● To be done
The listing below should be copied in full, word for word.

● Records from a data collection
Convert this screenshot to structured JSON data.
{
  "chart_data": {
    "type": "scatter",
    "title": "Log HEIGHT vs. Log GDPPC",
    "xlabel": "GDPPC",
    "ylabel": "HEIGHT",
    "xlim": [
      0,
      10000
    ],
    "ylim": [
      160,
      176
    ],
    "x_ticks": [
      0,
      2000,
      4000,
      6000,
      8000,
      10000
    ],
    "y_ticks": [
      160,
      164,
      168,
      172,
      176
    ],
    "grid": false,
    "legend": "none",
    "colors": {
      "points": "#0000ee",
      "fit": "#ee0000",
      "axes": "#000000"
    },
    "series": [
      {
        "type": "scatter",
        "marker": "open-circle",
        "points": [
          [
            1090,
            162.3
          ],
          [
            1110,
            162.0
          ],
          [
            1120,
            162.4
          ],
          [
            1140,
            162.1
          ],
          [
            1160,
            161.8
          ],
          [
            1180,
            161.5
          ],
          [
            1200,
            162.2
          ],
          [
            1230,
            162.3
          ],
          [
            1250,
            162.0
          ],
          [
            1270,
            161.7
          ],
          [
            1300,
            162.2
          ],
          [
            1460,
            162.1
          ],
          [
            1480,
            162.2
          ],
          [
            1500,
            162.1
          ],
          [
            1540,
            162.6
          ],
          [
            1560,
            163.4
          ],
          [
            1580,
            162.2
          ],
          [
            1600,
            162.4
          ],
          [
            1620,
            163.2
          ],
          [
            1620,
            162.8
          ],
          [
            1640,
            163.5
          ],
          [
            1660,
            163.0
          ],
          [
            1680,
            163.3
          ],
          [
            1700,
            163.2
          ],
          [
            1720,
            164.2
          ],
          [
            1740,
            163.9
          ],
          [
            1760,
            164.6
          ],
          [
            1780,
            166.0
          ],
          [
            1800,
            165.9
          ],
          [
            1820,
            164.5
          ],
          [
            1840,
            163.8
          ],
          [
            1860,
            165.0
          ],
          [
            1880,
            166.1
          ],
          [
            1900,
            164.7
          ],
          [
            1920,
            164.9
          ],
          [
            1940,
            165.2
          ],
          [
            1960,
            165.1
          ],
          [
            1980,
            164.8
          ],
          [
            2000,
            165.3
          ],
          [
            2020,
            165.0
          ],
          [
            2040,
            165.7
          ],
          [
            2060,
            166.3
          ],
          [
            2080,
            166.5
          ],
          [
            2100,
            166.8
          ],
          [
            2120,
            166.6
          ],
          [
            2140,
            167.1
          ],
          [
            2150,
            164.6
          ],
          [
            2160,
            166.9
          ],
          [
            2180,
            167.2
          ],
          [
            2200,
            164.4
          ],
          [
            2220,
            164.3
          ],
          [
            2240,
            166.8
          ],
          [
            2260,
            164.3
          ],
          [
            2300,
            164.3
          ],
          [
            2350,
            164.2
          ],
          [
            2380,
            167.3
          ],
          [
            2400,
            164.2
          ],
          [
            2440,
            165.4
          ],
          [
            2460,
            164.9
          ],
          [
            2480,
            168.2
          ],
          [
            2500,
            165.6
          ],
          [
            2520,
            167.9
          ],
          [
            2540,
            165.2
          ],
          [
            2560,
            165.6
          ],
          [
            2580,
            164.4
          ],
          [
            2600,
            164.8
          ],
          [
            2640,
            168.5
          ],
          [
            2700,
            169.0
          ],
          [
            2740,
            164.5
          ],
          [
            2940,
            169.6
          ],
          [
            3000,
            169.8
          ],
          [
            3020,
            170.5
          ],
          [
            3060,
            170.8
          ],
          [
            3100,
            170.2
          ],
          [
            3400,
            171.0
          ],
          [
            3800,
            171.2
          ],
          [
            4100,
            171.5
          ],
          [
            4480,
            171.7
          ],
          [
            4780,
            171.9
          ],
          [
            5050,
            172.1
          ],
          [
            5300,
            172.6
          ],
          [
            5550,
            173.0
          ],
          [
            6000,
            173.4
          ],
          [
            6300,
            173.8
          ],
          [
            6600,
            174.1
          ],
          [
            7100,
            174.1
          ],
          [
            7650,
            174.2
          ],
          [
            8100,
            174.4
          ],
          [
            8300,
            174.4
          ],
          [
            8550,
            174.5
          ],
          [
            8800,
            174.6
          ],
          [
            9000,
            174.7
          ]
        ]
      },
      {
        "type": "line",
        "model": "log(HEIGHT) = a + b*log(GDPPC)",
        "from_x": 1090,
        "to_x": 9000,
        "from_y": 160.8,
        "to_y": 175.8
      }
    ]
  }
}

● Answer to the exercise
Convert this screenshot to structured JSON data.
{
  "chart_data": {
    "type": "scatter",
    "title": "Log HEIGHT vs. Log GDPPC",
    "xlabel": "GDPPC",
    "ylabel": "HEIGHT",
    "xlim": [
      0,
      10000
    ],
    "ylim": [
      160,
      176
    ],
    "x_ticks": [
      0,
      2000,
      4000,
      6000,
      8000,
      10000
    ],
    "y_ticks": [
      160,
      164,
      168,
      172,
      176
    ],
    "grid": false,
    "legend": "none",
    "colors": {
      "points": "#0000ee",
      "fit": "#ee0000",
      "axes": "#000000"
    },
    "series": [
      {
        "type": "scatter",
        "marker": "open-circle",
        "points": [
          [
            1090,
            162.3
          ],
          [
            1110,
            162.0
          ],
          [
            1120,
            162.4
          ],
          [
            1140,
            162.1
          ],
          [
            1160,
            161.8
          ],
          [
            1180,
            161.5
          ],
          [
            1200,
            162.2
          ],
          [
            1230,
            162.3
          ],
          [
            1250,
            162.0
          ],
          [
            1270,
            161.7
          ],
          [
            1300,
            162.2
          ],
          [
            1460,
            162.1
          ],
          [
            1480,
            162.2
          ],
          [
            1500,
            162.1
          ],
          [
            1540,
            162.6
          ],
          [
            1560,
            163.4
          ],
          [
            1580,
            162.2
          ],
          [
            1600,
            162.4
          ],
          [
            1620,
            163.2
          ],
          [
            1620,
            162.8
          ],
          [
            1640,
            163.5
          ],
          [
            1660,
            163.0
          ],
          [
            1680,
            163.3
          ],
          [
            1700,
            163.2
          ],
          [
            1720,
            164.2
          ],
          [
            1740,
            163.9
          ],
          [
            1760,
            164.6
          ],
          [
            1780,
            166.0
          ],
          [
            1800,
            165.9
          ],
          [
            1820,
            164.5
          ],
          [
            1840,
            163.8
          ],
          [
            1860,
            165.0
          ],
          [
            1880,
            166.1
          ],
          [
            1900,
            164.7
          ],
          [
            1920,
            164.9
          ],
          [
            1940,
            165.2
          ],
          [
            1960,
            165.1
          ],
          [
            1980,
            164.8
          ],
          [
            2000,
            165.3
          ],
          [
            2020,
            165.0
          ],
          [
            2040,
            165.7
          ],
          [
            2060,
            166.3
          ],
          [
            2080,
            166.5
          ],
          [
            2100,
            166.8
          ],
          [
            2120,
            166.6
          ],
          [
            2140,
            167.1
          ],
          [
            2150,
            164.6
          ],
          [
            2160,
            166.9
          ],
          [
            2180,
            167.2
          ],
          [
            2200,
            164.4
          ],
          [
            2220,
            164.3
          ],
          [
            2240,
            166.8
          ],
          [
            2260,
            164.3
          ],
          [
            2300,
            164.3
          ],
          [
            2350,
            164.2
          ],
          [
            2380,
            167.3
          ],
          [
            2400,
            164.2
          ],
          [
            2440,
            165.4
          ],
          [
            2460,
            164.9
          ],
          [
            2480,
            168.2
          ],
          [
            2500,
            165.6
          ],
          [
            2520,
            167.9
          ],
          [
            2540,
            165.2
          ],
          [
            2560,
            165.6
          ],
          [
            2580,
            164.4
          ],
          [
            2600,
            164.8
          ],
          [
            2640,
            168.5
          ],
          [
            2700,
            169.0
          ],
          [
            2740,
            164.5
          ],
          [
            2940,
            169.6
          ],
          [
            3000,
            169.8
          ],
          [
            3020,
            170.5
          ],
          [
            3060,
            170.8
          ],
          [
            3100,
            170.2
          ],
          [
            3400,
            171.0
          ],
          [
            3800,
            171.2
          ],
          [
            4100,
            171.5
          ],
          [
            4480,
            171.7
          ],
          [
            4780,
            171.9
          ],
          [
            5050,
            172.1
          ],
          [
            5300,
            172.6
          ],
          [
            5550,
            173.0
          ],
          [
            6000,
            173.4
          ],
          [
            6300,
            173.8
          ],
          [
            6600,
            174.1
          ],
          [
            7100,
            174.1
          ],
          [
            7650,
            174.2
          ],
          [
            8100,
            174.4
          ],
          [
            8300,
            174.4
          ],
          [
            8550,
            174.5
          ],
          [
            8800,
            174.6
          ],
          [
            9000,
            174.7
          ]
        ]
      },
      {
        "type": "line",
        "model": "log(HEIGHT) = a + b*log(GDPPC)",
        "from_x": 1090,
        "to_x": 9000,
        "from_y": 160.8,
        "to_y": 175.8
      }
    ]
  }
}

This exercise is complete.